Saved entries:
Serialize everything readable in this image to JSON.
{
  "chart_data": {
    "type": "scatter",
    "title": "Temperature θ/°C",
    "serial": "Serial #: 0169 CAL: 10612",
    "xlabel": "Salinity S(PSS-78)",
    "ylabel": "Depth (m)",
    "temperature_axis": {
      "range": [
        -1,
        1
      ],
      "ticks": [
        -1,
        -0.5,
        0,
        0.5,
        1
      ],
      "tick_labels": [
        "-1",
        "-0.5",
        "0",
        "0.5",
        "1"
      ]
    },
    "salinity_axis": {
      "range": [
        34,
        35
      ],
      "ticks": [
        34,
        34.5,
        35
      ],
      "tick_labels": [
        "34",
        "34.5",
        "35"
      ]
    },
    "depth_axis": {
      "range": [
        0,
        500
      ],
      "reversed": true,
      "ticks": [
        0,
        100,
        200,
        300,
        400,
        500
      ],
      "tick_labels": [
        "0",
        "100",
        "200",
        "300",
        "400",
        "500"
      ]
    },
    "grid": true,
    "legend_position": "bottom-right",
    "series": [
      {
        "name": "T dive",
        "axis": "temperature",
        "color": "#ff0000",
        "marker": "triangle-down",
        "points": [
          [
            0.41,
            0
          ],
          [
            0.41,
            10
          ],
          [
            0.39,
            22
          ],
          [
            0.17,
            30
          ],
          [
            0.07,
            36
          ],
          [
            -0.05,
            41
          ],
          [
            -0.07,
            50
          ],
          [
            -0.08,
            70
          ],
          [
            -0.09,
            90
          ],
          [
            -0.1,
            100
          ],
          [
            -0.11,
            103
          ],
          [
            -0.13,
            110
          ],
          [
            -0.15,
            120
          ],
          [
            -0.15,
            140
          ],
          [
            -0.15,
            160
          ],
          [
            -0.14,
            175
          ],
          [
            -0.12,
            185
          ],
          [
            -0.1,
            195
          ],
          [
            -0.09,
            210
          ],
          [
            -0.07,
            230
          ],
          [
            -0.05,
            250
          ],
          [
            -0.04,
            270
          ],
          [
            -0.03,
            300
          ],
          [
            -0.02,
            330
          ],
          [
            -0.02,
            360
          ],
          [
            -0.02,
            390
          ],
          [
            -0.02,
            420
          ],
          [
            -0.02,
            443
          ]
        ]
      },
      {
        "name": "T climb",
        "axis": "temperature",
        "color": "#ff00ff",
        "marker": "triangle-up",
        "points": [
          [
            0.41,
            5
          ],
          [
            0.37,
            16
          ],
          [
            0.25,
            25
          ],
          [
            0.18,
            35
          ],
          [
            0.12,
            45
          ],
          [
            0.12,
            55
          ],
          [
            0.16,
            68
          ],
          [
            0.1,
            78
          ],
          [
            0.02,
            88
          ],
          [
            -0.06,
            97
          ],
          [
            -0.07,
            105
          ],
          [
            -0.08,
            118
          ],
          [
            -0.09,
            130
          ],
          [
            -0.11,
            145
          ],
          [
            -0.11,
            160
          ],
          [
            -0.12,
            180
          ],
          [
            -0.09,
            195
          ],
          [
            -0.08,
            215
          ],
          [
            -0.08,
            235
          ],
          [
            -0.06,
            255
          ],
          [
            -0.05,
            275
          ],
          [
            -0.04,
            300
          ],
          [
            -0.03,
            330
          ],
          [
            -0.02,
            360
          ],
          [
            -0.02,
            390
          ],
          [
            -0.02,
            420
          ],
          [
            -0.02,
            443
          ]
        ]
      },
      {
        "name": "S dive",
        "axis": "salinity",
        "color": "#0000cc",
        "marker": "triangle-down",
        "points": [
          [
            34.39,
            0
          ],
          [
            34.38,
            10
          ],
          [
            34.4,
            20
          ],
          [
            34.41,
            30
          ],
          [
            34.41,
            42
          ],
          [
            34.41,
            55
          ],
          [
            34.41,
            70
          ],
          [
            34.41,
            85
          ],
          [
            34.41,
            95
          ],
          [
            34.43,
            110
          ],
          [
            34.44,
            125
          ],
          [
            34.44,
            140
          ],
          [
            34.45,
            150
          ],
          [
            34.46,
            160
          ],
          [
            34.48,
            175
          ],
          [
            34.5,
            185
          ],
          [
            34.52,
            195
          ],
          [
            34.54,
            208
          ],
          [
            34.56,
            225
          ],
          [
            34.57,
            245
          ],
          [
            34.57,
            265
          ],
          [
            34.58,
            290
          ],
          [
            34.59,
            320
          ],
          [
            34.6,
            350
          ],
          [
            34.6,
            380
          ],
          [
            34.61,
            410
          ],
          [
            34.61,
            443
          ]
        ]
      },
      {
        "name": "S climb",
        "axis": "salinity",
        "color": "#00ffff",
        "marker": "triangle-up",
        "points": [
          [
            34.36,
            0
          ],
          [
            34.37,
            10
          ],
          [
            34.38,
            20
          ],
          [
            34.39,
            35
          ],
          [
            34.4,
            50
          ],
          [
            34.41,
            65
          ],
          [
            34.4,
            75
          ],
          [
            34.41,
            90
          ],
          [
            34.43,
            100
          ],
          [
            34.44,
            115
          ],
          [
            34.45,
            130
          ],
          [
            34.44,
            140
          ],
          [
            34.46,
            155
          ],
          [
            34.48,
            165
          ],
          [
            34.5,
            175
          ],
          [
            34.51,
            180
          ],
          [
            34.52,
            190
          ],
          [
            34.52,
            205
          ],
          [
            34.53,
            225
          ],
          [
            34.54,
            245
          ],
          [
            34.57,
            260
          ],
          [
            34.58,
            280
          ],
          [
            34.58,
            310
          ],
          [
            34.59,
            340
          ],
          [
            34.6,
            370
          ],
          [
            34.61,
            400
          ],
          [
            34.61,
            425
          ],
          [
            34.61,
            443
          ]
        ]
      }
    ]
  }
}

- REQUIREMENT:
Transcribe all of the material exactly. Omit nothing.

- SOLUTION:
Serialize everything readable in this image to JSON.
{
  "chart_data": {
    "type": "scatter",
    "title": "Temperature θ/°C",
    "serial": "Serial #: 0169 CAL: 10612",
    "xlabel": "Salinity S(PSS-78)",
    "ylabel": "Depth (m)",
    "temperature_axis": {
      "range": [
        -1,
        1
      ],
      "ticks": [
        -1,
        -0.5,
        0,
        0.5,
        1
      ],
      "tick_labels": [
        "-1",
        "-0.5",
        "0",
        "0.5",
        "1"
      ]
    },
    "salinity_axis": {
      "range": [
        34,
        35
      ],
      "ticks": [
        34,
        34.5,
        35
      ],
      "tick_labels": [
        "34",
        "34.5",
        "35"
      ]
    },
    "depth_axis": {
      "range": [
        0,
        500
      ],
      "reversed": true,
      "ticks": [
        0,
        100,
        200,
        300,
        400,
        500
      ],
      "tick_labels": [
        "0",
        "100",
        "200",
        "300",
        "400",
        "500"
      ]
    },
    "grid": true,
    "legend_position": "bottom-right",
    "series": [
      {
        "name": "T dive",
        "axis": "temperature",
        "color": "#ff0000",
        "marker": "triangle-down",
        "points": [
          [
            0.41,
            0
          ],
          [
            0.41,
            10
          ],
          [
            0.39,
            22
          ],
          [
            0.17,
            30
          ],
          [
            0.07,
            36
          ],
          [
            -0.05,
            41
          ],
          [
            -0.07,
            50
          ],
          [
            -0.08,
            70
          ],
          [
            -0.09,
            90
          ],
          [
            -0.1,
            100
          ],
          [
            -0.11,
            103
          ],
          [
            -0.13,
            110
          ],
          [
            -0.15,
            120
          ],
          [
            -0.15,
            140
          ],
          [
            -0.15,
            160
          ],
          [
            -0.14,
            175
          ],
          [
            -0.12,
            185
          ],
          [
            -0.1,
            195
          ],
          [
            -0.09,
            210
          ],
          [
            -0.07,
            230
          ],
          [
            -0.05,
            250
          ],
          [
            -0.04,
            270
          ],
          [
            -0.03,
            300
          ],
          [
            -0.02,
            330
          ],
          [
            -0.02,
            360
          ],
          [
            -0.02,
            390
          ],
          [
            -0.02,
            420
          ],
          [
            -0.02,
            443
          ]
        ]
      },
      {
        "name": "T climb",
        "axis": "temperature",
        "color": "#ff00ff",
        "marker": "triangle-up",
        "points": [
          [
            0.41,
            5
          ],
          [
            0.37,
            16
          ],
          [
            0.25,
            25
          ],
          [
            0.18,
            35
          ],
          [
            0.12,
            45
          ],
          [
            0.12,
            55
          ],
          [
            0.16,
            68
          ],
          [
            0.1,
            78
          ],
          [
            0.02,
            88
          ],
          [
            -0.06,
            97
          ],
          [
            -0.07,
            105
          ],
          [
            -0.08,
            118
          ],
          [
            -0.09,
            130
          ],
          [
            -0.11,
            145
          ],
          [
            -0.11,
            160
          ],
          [
            -0.12,
            180
          ],
          [
            -0.09,
            195
          ],
          [
            -0.08,
            215
          ],
          [
            -0.08,
            235
          ],
          [
            -0.06,
            255
          ],
          [
            -0.05,
            275
          ],
          [
            -0.04,
            300
          ],
          [
            -0.03,
            330
          ],
          [
            -0.02,
            360
          ],
          [
            -0.02,
            390
          ],
          [
            -0.02,
            420
          ],
          [
            -0.02,
            443
          ]
        ]
      },
      {
        "name": "S dive",
        "axis": "salinity",
        "color": "#0000cc",
        "marker": "triangle-down",
        "points": [
          [
            34.39,
            0
          ],
          [
            34.38,
            10
          ],
          [
            34.4,
            20
          ],
          [
            34.41,
            30
          ],
          [
            34.41,
            42
          ],
          [
            34.41,
            55
          ],
          [
            34.41,
            70
          ],
          [
            34.41,
            85
          ],
          [
            34.41,
            95
          ],
          [
            34.43,
            110
          ],
          [
            34.44,
            125
          ],
          [
            34.44,
            140
          ],
          [
            34.45,
            150
          ],
          [
            34.46,
            160
          ],
          [
            34.48,
            175
          ],
          [
            34.5,
            185
          ],
          [
            34.52,
            195
          ],
          [
            34.54,
            208
          ],
          [
            34.56,
            225
          ],
          [
            34.57,
            245
          ],
          [
            34.57,
            265
          ],
          [
            34.58,
            290
          ],
          [
            34.59,
            320
          ],
          [
            34.6,
            350
          ],
          [
            34.6,
            380
          ],
          [
            34.61,
            410
          ],
          [
            34.61,
            443
          ]
        ]
      },
      {
        "name": "S climb",
        "axis": "salinity",
        "color": "#00ffff",
        "marker": "triangle-up",
        "points": [
          [
            34.36,
            0
          ],
          [
            34.37,
            10
          ],
          [
            34.38,
            20
          ],
          [
            34.39,
            35
          ],
          [
            34.4,
            50
          ],
          [
            34.41,
            65
          ],
          [
            34.4,
            75
          ],
          [
            34.41,
            90
          ],
          [
            34.43,
            100
          ],
          [
            34.44,
            115
          ],
          [
            34.45,
            130
          ],
          [
            34.44,
            140
          ],
          [
            34.46,
            155
          ],
          [
            34.48,
            165
          ],
          [
            34.5,
            175
          ],
          [
            34.51,
            180
          ],
          [
            34.52,
            190
          ],
          [
            34.52,
            205
          ],
          [
            34.53,
            225
          ],
          [
            34.54,
            245
          ],
          [
            34.57,
            260
          ],
          [
            34.58,
            280
          ],
          [
            34.58,
            310
          ],
          [
            34.59,
            340
          ],
          [
            34.6,
            370
          ],
          [
            34.61,
            400
          ],
          [
            34.61,
            425
          ],
          [
            34.61,
            443
          ]
        ]
      }
    ]
  }
}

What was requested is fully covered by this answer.